▶ [DOCUMENT SECTION]:
This is such a huge fail, and it’s Amazon, and the Publishing Industries’ to share. They’ve both taken what was IMO a promising start to revolutionizing publishing, and forced it back into 1980.

I know Amazon lost (way to stick to your guns and fight for your customers) and caved to the publishers, but now rather than use their new found power (i’m talking about the publishing companies) to find a reasonable balance in price and deliverable, they’ve run the price right back up to where it makes no sense at all for the consumer.

It feels like they’re trying to kill ebooks, by making them not worth the price. Way to be green publishers.

Green? Yeah green. By making eBooks so unattractively priced, the Publishing industry in encouraging our continued attack on the environment. Maybe they hope earth will choke on green house gasses before they have to come to terms with technology and the changing landscape of publishing? If we’re all too busy gasping for air, we won’t notice that books are to blame. (Yes that’s over the top, but illustrated my point)

On top of this completely retarded pricing, that more or less incentivizes me to purchase a dead tree copy of all three books, each eBook is DRM’ed. Each of these are listed with Text-Speach disabled. So not only am I paying an outrageous price for my eBook, but the publishers are telling me to fuck off, I get no actual features that make an eBook great. And of course, I can’t use the eVersion outside the kindle.

So I pay pretty much the same price for paper or eBook. Yet with paper I can sell the book to a used book store, loan it to n number of friends, give it away, keep it for the next 30 years, etc. Where as with the Kindle version (this is aimed at you completely Amazon) I can’t loan it out, I can’t sell it, I can’t gift it, I can’t have my Kindle read it to me while I fold clothes, and should the Kindle platform die, I can’t even re-read it. Where’s the incentive in buying the eBook version?

▶ [RAW RECORDS]:
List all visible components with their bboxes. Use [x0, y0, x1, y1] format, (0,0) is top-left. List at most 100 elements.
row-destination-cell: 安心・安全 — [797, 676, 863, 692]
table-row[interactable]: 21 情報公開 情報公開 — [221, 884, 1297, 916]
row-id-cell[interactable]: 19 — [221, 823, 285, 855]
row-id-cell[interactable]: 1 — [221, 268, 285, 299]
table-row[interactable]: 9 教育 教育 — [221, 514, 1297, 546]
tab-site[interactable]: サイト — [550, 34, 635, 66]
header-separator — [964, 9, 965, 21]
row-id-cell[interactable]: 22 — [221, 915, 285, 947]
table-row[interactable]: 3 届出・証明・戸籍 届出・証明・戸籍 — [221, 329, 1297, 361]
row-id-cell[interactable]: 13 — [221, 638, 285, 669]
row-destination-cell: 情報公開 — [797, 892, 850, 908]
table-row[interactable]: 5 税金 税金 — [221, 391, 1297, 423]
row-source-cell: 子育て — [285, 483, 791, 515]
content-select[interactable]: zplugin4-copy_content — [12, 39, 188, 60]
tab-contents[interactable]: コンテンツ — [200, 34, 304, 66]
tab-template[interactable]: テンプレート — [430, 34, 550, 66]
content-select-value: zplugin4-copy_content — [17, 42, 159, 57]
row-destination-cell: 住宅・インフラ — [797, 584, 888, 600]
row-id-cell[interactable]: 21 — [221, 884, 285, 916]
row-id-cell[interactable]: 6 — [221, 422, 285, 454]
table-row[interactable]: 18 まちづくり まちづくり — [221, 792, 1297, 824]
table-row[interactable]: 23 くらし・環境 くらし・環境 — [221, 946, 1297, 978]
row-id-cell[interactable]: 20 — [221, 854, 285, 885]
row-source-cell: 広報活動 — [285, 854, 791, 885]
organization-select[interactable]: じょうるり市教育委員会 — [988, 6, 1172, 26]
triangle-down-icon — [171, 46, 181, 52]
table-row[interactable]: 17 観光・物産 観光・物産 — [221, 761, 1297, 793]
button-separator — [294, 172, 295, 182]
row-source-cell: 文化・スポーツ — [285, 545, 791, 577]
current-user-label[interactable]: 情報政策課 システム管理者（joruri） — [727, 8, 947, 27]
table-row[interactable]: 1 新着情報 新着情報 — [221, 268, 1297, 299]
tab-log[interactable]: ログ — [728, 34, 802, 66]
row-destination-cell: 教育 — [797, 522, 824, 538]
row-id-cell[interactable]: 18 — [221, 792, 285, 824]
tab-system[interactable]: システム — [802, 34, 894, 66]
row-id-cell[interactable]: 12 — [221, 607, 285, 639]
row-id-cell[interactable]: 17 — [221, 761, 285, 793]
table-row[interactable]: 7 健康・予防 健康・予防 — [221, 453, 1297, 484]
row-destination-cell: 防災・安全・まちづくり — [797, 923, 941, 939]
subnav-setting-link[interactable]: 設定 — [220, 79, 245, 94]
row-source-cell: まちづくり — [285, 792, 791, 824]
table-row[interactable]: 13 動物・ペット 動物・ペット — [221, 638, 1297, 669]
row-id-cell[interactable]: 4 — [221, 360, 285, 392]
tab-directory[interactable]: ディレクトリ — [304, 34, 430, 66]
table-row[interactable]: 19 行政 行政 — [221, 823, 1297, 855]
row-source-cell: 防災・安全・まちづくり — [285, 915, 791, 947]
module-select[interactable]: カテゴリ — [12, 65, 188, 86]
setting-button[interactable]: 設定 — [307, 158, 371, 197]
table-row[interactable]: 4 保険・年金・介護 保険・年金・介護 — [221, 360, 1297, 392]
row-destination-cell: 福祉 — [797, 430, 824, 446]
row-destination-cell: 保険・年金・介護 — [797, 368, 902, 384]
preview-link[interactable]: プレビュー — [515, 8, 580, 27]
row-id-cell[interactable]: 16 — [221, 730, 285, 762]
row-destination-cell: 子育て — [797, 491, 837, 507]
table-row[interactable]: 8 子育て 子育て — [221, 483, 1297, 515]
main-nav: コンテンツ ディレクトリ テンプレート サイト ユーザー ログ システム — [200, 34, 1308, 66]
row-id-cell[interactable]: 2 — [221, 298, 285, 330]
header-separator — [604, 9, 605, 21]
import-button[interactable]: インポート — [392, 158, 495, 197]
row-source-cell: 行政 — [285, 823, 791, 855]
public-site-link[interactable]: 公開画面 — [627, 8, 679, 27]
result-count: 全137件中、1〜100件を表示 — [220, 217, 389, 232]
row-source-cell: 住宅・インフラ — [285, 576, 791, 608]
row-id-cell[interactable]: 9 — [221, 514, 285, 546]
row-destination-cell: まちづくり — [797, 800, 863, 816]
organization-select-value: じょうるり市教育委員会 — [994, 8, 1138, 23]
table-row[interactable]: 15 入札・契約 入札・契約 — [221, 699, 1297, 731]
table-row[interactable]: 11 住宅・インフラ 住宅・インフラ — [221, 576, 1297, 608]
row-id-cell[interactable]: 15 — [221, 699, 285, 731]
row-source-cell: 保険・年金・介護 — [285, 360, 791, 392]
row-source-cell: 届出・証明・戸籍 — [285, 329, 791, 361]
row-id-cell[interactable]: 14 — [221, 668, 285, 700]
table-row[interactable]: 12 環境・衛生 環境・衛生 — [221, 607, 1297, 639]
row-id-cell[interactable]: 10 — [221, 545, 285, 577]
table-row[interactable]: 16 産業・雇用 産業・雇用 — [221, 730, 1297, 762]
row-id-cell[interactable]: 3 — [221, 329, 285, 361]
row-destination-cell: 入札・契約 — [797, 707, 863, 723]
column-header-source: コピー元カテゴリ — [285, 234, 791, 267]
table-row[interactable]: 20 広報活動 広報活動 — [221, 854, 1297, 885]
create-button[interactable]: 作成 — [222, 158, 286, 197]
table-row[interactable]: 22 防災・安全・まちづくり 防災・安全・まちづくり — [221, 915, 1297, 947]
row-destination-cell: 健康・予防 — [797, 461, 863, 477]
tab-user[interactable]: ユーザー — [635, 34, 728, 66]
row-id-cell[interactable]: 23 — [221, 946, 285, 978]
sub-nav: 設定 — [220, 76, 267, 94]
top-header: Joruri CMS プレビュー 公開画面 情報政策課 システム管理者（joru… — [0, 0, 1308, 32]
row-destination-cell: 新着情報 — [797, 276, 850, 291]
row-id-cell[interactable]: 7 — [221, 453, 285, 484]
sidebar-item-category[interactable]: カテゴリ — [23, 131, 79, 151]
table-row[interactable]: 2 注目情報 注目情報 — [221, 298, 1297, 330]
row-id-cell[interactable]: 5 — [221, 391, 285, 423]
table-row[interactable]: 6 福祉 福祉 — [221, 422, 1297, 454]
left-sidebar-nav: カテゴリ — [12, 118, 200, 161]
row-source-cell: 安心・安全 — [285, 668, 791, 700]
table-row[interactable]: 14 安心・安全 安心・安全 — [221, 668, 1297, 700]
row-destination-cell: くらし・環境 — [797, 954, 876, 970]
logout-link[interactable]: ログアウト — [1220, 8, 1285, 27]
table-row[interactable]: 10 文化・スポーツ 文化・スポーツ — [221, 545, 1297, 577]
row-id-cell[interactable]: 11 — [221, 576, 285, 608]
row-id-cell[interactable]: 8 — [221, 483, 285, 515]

▶ [GIVEN EXERCISE 1]:
Answer these questions from the post on ebook pricing:
(a) Back to what year does the writer say Amazon and the publishing industry forced publishing?
(b) Which feature does the writer say is disabled on each of the listed eBooks?
(c) During what chore does the writer want the Kindle to read the book aloud?
▶ [GIVEN EXERCISE 2]:
Does each statement agree with the post on ebook pricing? Answer yes or no, and quote the words that decide it.
(a) The writer says Amazon won its dispute with the publishers.
(b) The writer admits the environmental argument is exaggerated.
(c) The writer says the eBooks come free of DRM.

▶ [EXERCISE OUTPUT 1]:
(a) 1980
(b) Text-to-speech ("Text-Speach")
(c) Folding clothes

▶ [EXERCISE OUTPUT 2]:
(a) No: "I know Amazon lost"
(b) Yes: "Yes that’s over the top"
(c) No: "each eBook is DRM’ed"